== Task details ==
Copy out all of the data exactly as it appears.

>> begin The data

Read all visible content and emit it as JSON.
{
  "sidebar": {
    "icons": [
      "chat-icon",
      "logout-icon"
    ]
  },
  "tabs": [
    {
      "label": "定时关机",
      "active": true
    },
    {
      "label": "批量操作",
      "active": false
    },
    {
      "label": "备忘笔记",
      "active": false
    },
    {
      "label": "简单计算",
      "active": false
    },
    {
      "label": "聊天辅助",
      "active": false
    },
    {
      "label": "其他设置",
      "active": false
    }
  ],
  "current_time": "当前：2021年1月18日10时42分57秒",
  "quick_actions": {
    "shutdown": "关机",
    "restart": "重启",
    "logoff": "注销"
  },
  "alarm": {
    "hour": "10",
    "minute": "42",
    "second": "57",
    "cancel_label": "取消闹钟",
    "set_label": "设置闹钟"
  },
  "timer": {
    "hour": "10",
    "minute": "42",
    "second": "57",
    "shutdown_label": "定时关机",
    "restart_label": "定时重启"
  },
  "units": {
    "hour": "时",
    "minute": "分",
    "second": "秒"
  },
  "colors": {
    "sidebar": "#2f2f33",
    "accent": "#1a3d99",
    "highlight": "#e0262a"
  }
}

>> end The data

== Task solution ==
Read all visible content and emit it as JSON.
{
  "sidebar": {
    "icons": [
      "chat-icon",
      "logout-icon"
    ]
  },
  "tabs": [
    {
      "label": "定时关机",
      "active": true
    },
    {
      "label": "批量操作",
      "active": false
    },
    {
      "label": "备忘笔记",
      "active": false
    },
    {
      "label": "简单计算",
      "active": false
    },
    {
      "label": "聊天辅助",
      "active": false
    },
    {
      "label": "其他设置",
      "active": false
    }
  ],
  "current_time": "当前：2021年1月18日10时42分57秒",
  "quick_actions": {
    "shutdown": "关机",
    "restart": "重启",
    "logoff": "注销"
  },
  "alarm": {
    "hour": "10",
    "minute": "42",
    "second": "57",
    "cancel_label": "取消闹钟",
    "set_label": "设置闹钟"
  },
  "timer": {
    "hour": "10",
    "minute": "42",
    "second": "57",
    "shutdown_label": "定时关机",
    "restart_label": "定时重启"
  },
  "units": {
    "hour": "时",
    "minute": "分",
    "second": "秒"
  },
  "colors": {
    "sidebar": "#2f2f33",
    "accent": "#1a3d99",
    "highlight": "#e0262a"
  }
}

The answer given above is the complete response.